§ Stated problem
Below are records to transcribe exactly, without their pictures.

*** Available records

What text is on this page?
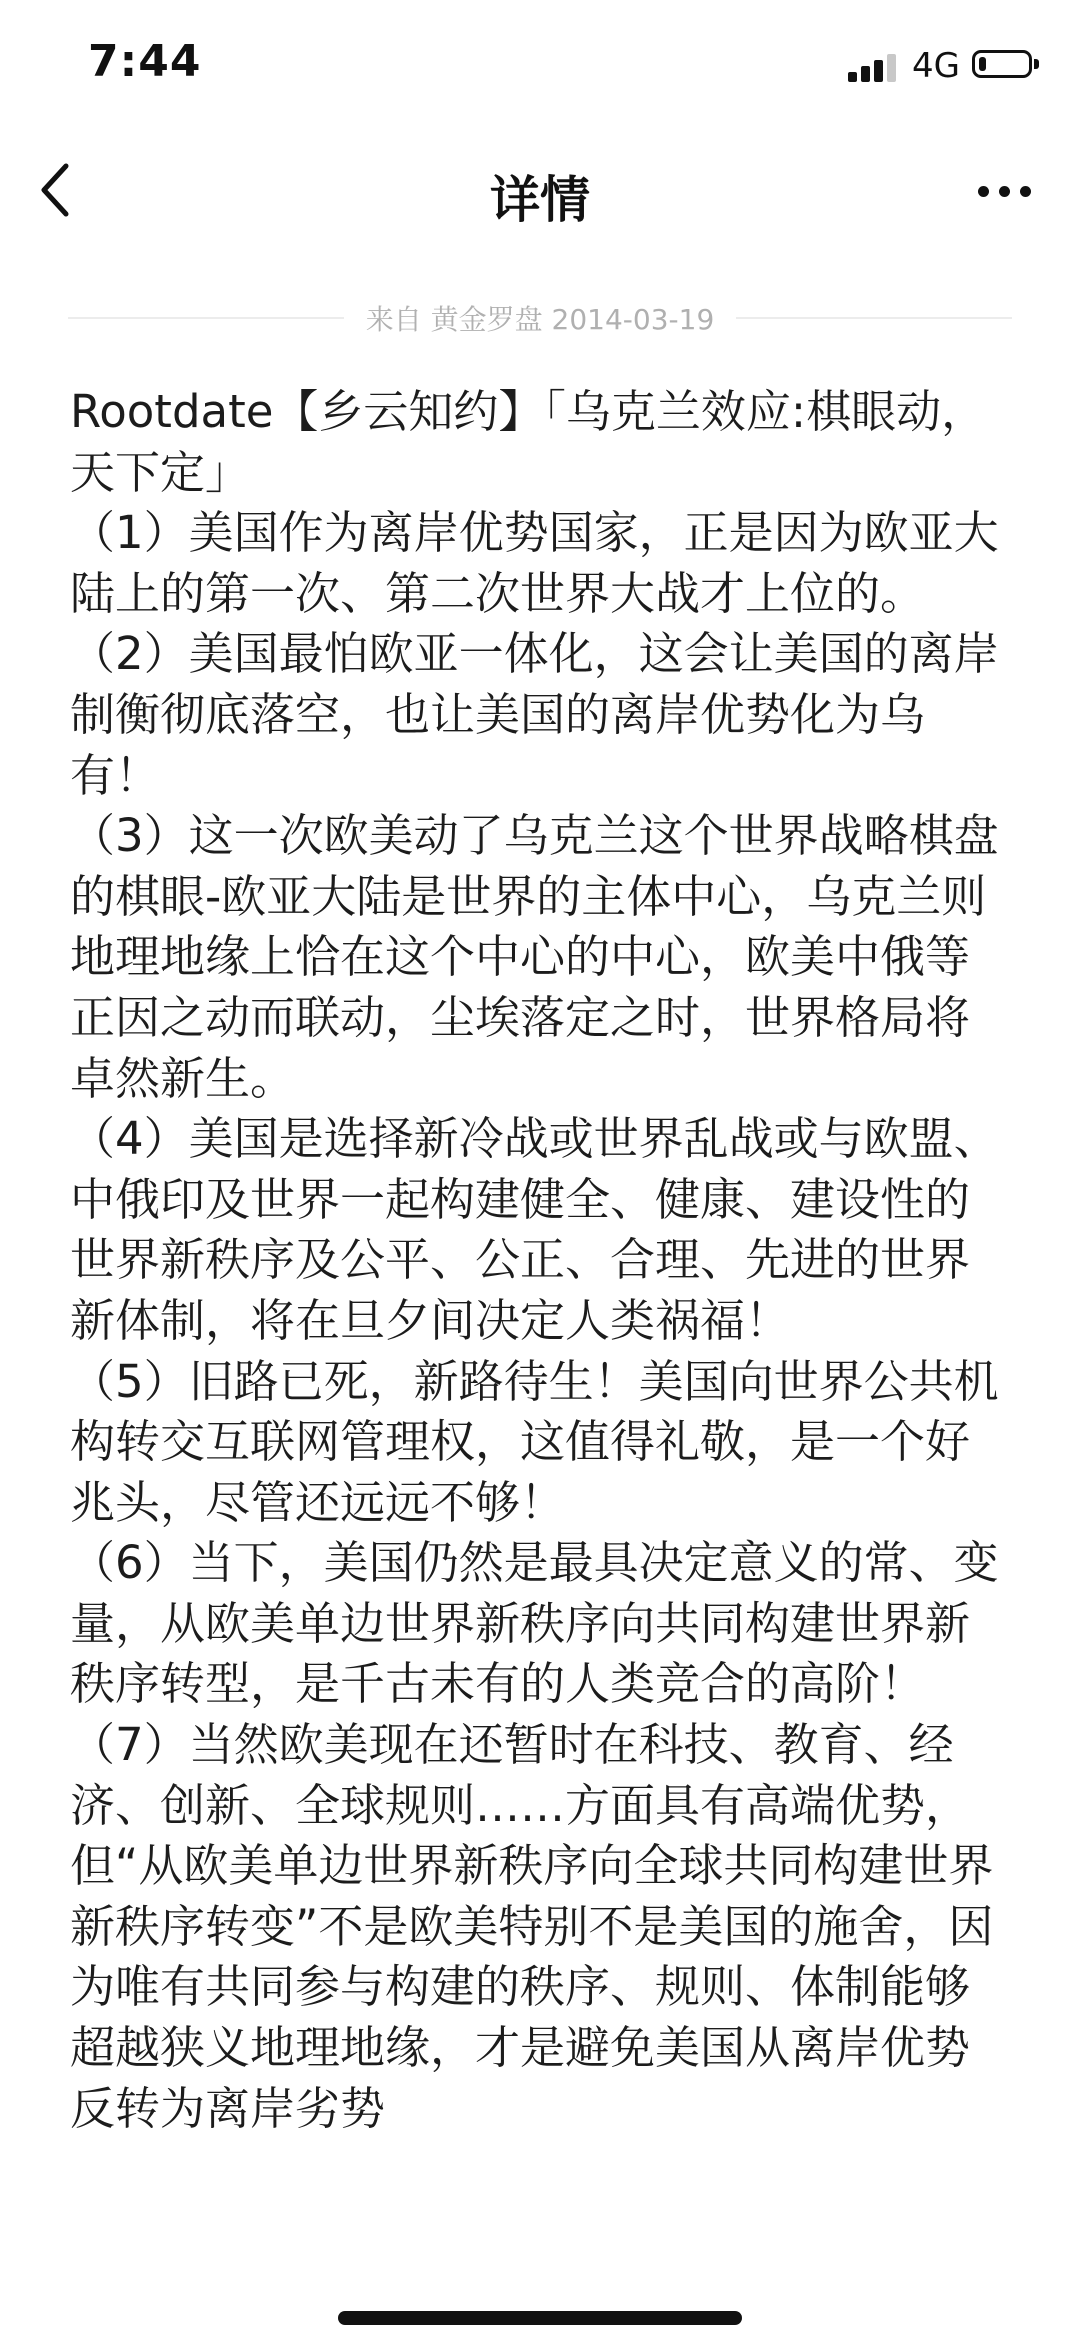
7:44	4G
详情
来自 黄金罗盘 2014-03-19

Rootdate【乡云知约】「乌克兰效应:棋眼动，天下定」

（1）美国作为离岸优势国家，正是因为欧亚大陆上的第一次、第二次世界大战才上位的。

（2）美国最怕欧亚一体化，这会让美国的离岸制衡彻底落空，也让美国的离岸优势化为乌有！

（3）这一次欧美动了乌克兰这个世界战略棋盘的棋眼-欧亚大陆是世界的主体中心，乌克兰则地理地缘上恰在这个中心的中心，欧美中俄等正因之动而联动，尘埃落定之时，世界格局将卓然新生。

（4）美国是选择新冷战或世界乱战或与欧盟、中俄印及世界一起构建健全、健康、建设性的世界新秩序及公平、公正、合理、先进的世界新体制，将在旦夕间决定人类祸福！

（5）旧路已死，新路待生！美国向世界公共机构转交互联网管理权，这值得礼敬，是一个好兆头，尽管还远远不够！

（6）当下，美国仍然是最具决定意义的常、变量，从欧美单边世界新秩序向共同构建世界新秩序转型，是千古未有的人类竞合的高阶！

（7）当然欧美现在还暂时在科技、教育、经济、创新、全球规则……方面具有高端优势，但“从欧美单边世界新秩序向全球共同构建世界新秩序转变”不是欧美特别不是美国的施舍，因为唯有共同参与构建的秩序、规则、体制能够超越狭义地理地缘，才是避免美国从离岸优势反转为离岸劣势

******

§ Expected output
What text is on this page?
7:44	4G
详情
来自 黄金罗盘 2014-03-19

Rootdate【乡云知约】「乌克兰效应:棋眼动，天下定」

（1）美国作为离岸优势国家，正是因为欧亚大陆上的第一次、第二次世界大战才上位的。

（2）美国最怕欧亚一体化，这会让美国的离岸制衡彻底落空，也让美国的离岸优势化为乌有！

（3）这一次欧美动了乌克兰这个世界战略棋盘的棋眼-欧亚大陆是世界的主体中心，乌克兰则地理地缘上恰在这个中心的中心，欧美中俄等正因之动而联动，尘埃落定之时，世界格局将卓然新生。

（4）美国是选择新冷战或世界乱战或与欧盟、中俄印及世界一起构建健全、健康、建设性的世界新秩序及公平、公正、合理、先进的世界新体制，将在旦夕间决定人类祸福！

（5）旧路已死，新路待生！美国向世界公共机构转交互联网管理权，这值得礼敬，是一个好兆头，尽管还远远不够！

（6）当下，美国仍然是最具决定意义的常、变量，从欧美单边世界新秩序向共同构建世界新秩序转型，是千古未有的人类竞合的高阶！

（7）当然欧美现在还暂时在科技、教育、经济、创新、全球规则……方面具有高端优势，但“从欧美单边世界新秩序向全球共同构建世界新秩序转变”不是欧美特别不是美国的施舍，因为唯有共同参与构建的秩序、规则、体制能够超越狭义地理地缘，才是避免美国从离岸优势反转为离岸劣势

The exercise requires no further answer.